(Rows from a figure dataset)
|---|
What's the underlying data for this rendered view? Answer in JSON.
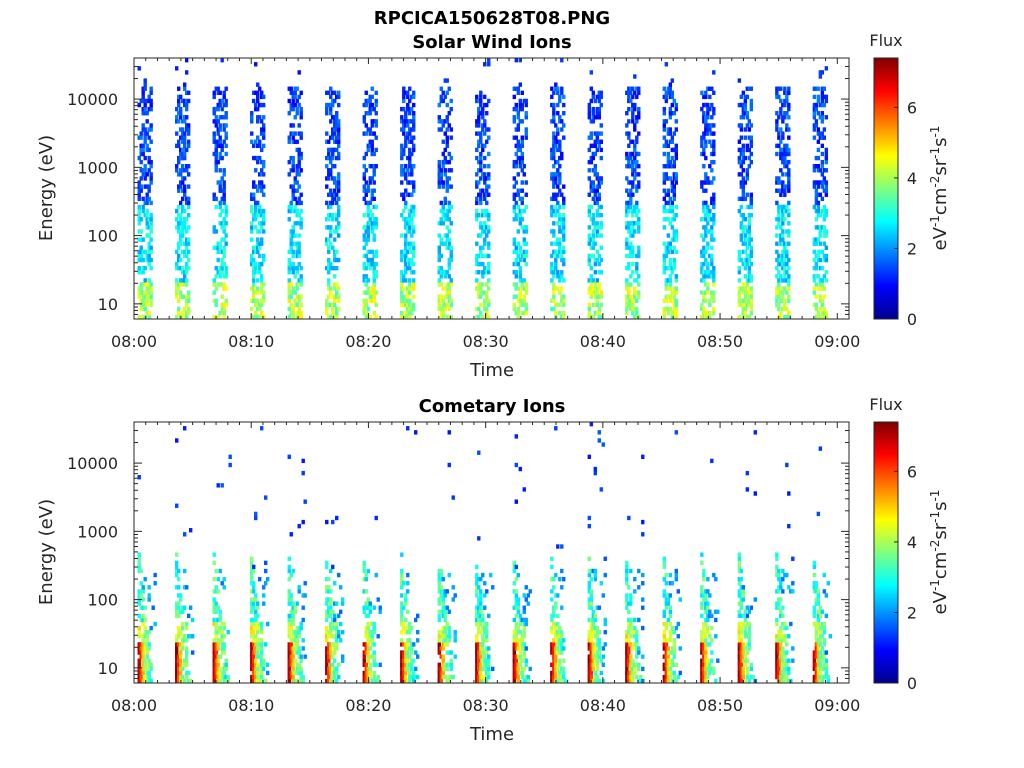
{
  "figure": {
    "title": "RPCICA150628T08.PNG"
  },
  "colorbar": {
    "title": "Flux",
    "label": "eV-1cm-2sr-1s-1",
    "label_parts": [
      {
        "t": "eV",
        "sup": false
      },
      {
        "t": "-1",
        "sup": true
      },
      {
        "t": "cm",
        "sup": false
      },
      {
        "t": "-2",
        "sup": true
      },
      {
        "t": "sr",
        "sup": false
      },
      {
        "t": "-1",
        "sup": true
      },
      {
        "t": "s",
        "sup": false
      },
      {
        "t": "-1",
        "sup": true
      }
    ],
    "range": [
      0,
      7.4
    ],
    "ticks": [
      "0",
      "2",
      "4",
      "6"
    ],
    "colormap": "jet"
  },
  "chart_data": [
    {
      "type": "heatmap",
      "title": "Solar Wind Ions",
      "xlabel": "Time",
      "ylabel": "Energy (eV)",
      "x_ticks": [
        "08:00",
        "08:10",
        "08:20",
        "08:30",
        "08:40",
        "08:50",
        "09:00"
      ],
      "y_ticks": [
        "10",
        "100",
        "1000",
        "10000"
      ],
      "y_scale": "log",
      "ylim_eV": [
        6,
        40000
      ],
      "xlim_min": [
        0,
        61
      ],
      "pattern": "solar_wind",
      "scan_period_min": 3.2,
      "scan_start_min": 0.3,
      "scans": 19,
      "value_summary": "periodic vertical bands; flux 4-5 near 6-20 eV, 2-3 at 20-300 eV, 1-2 at 300-15000 eV"
    },
    {
      "type": "heatmap",
      "title": "Cometary Ions",
      "xlabel": "Time",
      "ylabel": "Energy (eV)",
      "x_ticks": [
        "08:00",
        "08:10",
        "08:20",
        "08:30",
        "08:40",
        "08:50",
        "09:00"
      ],
      "y_ticks": [
        "10",
        "100",
        "1000",
        "10000"
      ],
      "y_scale": "log",
      "ylim_eV": [
        6,
        40000
      ],
      "xlim_min": [
        0,
        61
      ],
      "pattern": "cometary",
      "scan_period_min": 3.2,
      "scan_start_min": 0.3,
      "scans": 19,
      "value_summary": "periodic bursts; peak flux 6-7 near 6-20 eV, decaying trails 2-4 up to ~500 eV, sparse 1-2 above"
    }
  ]
}
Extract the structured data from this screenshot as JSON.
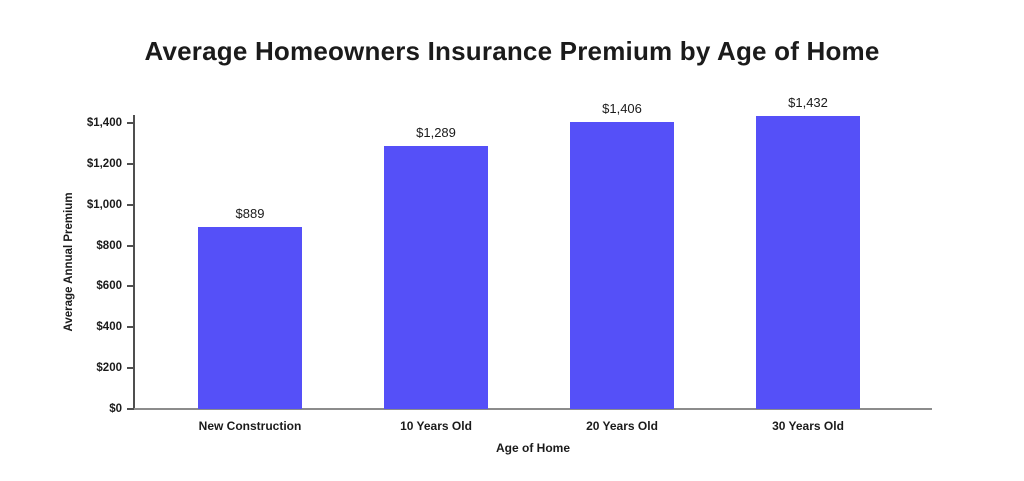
{
  "title": "Average Homeowners Insurance Premium by Age of Home",
  "chart_data": {
    "type": "bar",
    "title": "Average Homeowners Insurance Premium by Age of Home",
    "categories": [
      "New Construction",
      "10 Years Old",
      "20 Years Old",
      "30 Years Old"
    ],
    "values": [
      889,
      1289,
      1406,
      1432
    ],
    "value_labels": [
      "$889",
      "$1,289",
      "$1,406",
      "$1,432"
    ],
    "xlabel": "Age of Home",
    "ylabel": "Average Annual Premium",
    "ylim": [
      0,
      1400
    ],
    "y_ticks": [
      0,
      200,
      400,
      600,
      800,
      1000,
      1200,
      1400
    ],
    "y_tick_labels": [
      "$0",
      "$200",
      "$400",
      "$600",
      "$800",
      "$1,000",
      "$1,200",
      "$1,400"
    ],
    "grid": false,
    "legend": false,
    "bar_color": "#5550F8"
  },
  "colors": {
    "background": "#ffffff",
    "text": "#1b1b1b",
    "bar": "#5550F8",
    "y_axis_line": "#4f4f4f",
    "x_axis_line": "#8c8c8c"
  }
}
|---|
# WHAT IS REQUIRED:
Give the data again exactly as written, with all pictures left out.

# TASK RESPONSE:
What's the underlying data for this rendered view? Answer in JSON.
{
  "figure": {
    "title": "RPCICA150628T08.PNG"
  },
  "colorbar": {
    "title": "Flux",
    "label": "eV-1cm-2sr-1s-1",
    "label_parts": [
      {
        "t": "eV",
        "sup": false
      },
      {
        "t": "-1",
        "sup": true
      },
      {
        "t": "cm",
        "sup": false
      },
      {
        "t": "-2",
        "sup": true
      },
      {
        "t": "sr",
        "sup": false
      },
      {
        "t": "-1",
        "sup": true
      },
      {
        "t": "s",
        "sup": false
      },
      {
        "t": "-1",
        "sup": true
      }
    ],
    "range": [
      0,
      7.4
    ],
    "ticks": [
      "0",
      "2",
      "4",
      "6"
    ],
    "colormap": "jet"
  },
  "chart_data": [
    {
      "type": "heatmap",
      "title": "Solar Wind Ions",
      "xlabel": "Time",
      "ylabel": "Energy (eV)",
      "x_ticks": [
        "08:00",
        "08:10",
        "08:20",
        "08:30",
        "08:40",
        "08:50",
        "09:00"
      ],
      "y_ticks": [
        "10",
        "100",
        "1000",
        "10000"
      ],
      "y_scale": "log",
      "ylim_eV": [
        6,
        40000
      ],
      "xlim_min": [
        0,
        61
      ],
      "pattern": "solar_wind",
      "scan_period_min": 3.2,
      "scan_start_min": 0.3,
      "scans": 19,
      "value_summary": "periodic vertical bands; flux 4-5 near 6-20 eV, 2-3 at 20-300 eV, 1-2 at 300-15000 eV"
    },
    {
      "type": "heatmap",
      "title": "Cometary Ions",
      "xlabel": "Time",
      "ylabel": "Energy (eV)",
      "x_ticks": [
        "08:00",
        "08:10",
        "08:20",
        "08:30",
        "08:40",
        "08:50",
        "09:00"
      ],
      "y_ticks": [
        "10",
        "100",
        "1000",
        "10000"
      ],
      "y_scale": "log",
      "ylim_eV": [
        6,
        40000
      ],
      "xlim_min": [
        0,
        61
      ],
      "pattern": "cometary",
      "scan_period_min": 3.2,
      "scan_start_min": 0.3,
      "scans": 19,
      "value_summary": "periodic bursts; peak flux 6-7 near 6-20 eV, decaying trails 2-4 up to ~500 eV, sparse 1-2 above"
    }
  ]
}
Extract the structured data from this screenshot as JSON.
{
  "title": "Average Homeowners Insurance Premium by Age of Home",
  "chart_data": {
    "type": "bar",
    "title": "Average Homeowners Insurance Premium by Age of Home",
    "categories": [
      "New Construction",
      "10 Years Old",
      "20 Years Old",
      "30 Years Old"
    ],
    "values": [
      889,
      1289,
      1406,
      1432
    ],
    "value_labels": [
      "$889",
      "$1,289",
      "$1,406",
      "$1,432"
    ],
    "xlabel": "Age of Home",
    "ylabel": "Average Annual Premium",
    "ylim": [
      0,
      1400
    ],
    "y_ticks": [
      0,
      200,
      400,
      600,
      800,
      1000,
      1200,
      1400
    ],
    "y_tick_labels": [
      "$0",
      "$200",
      "$400",
      "$600",
      "$800",
      "$1,000",
      "$1,200",
      "$1,400"
    ],
    "grid": false,
    "legend": false,
    "bar_color": "#5550F8"
  },
  "colors": {
    "background": "#ffffff",
    "text": "#1b1b1b",
    "bar": "#5550F8",
    "y_axis_line": "#4f4f4f",
    "x_axis_line": "#8c8c8c"
  }
}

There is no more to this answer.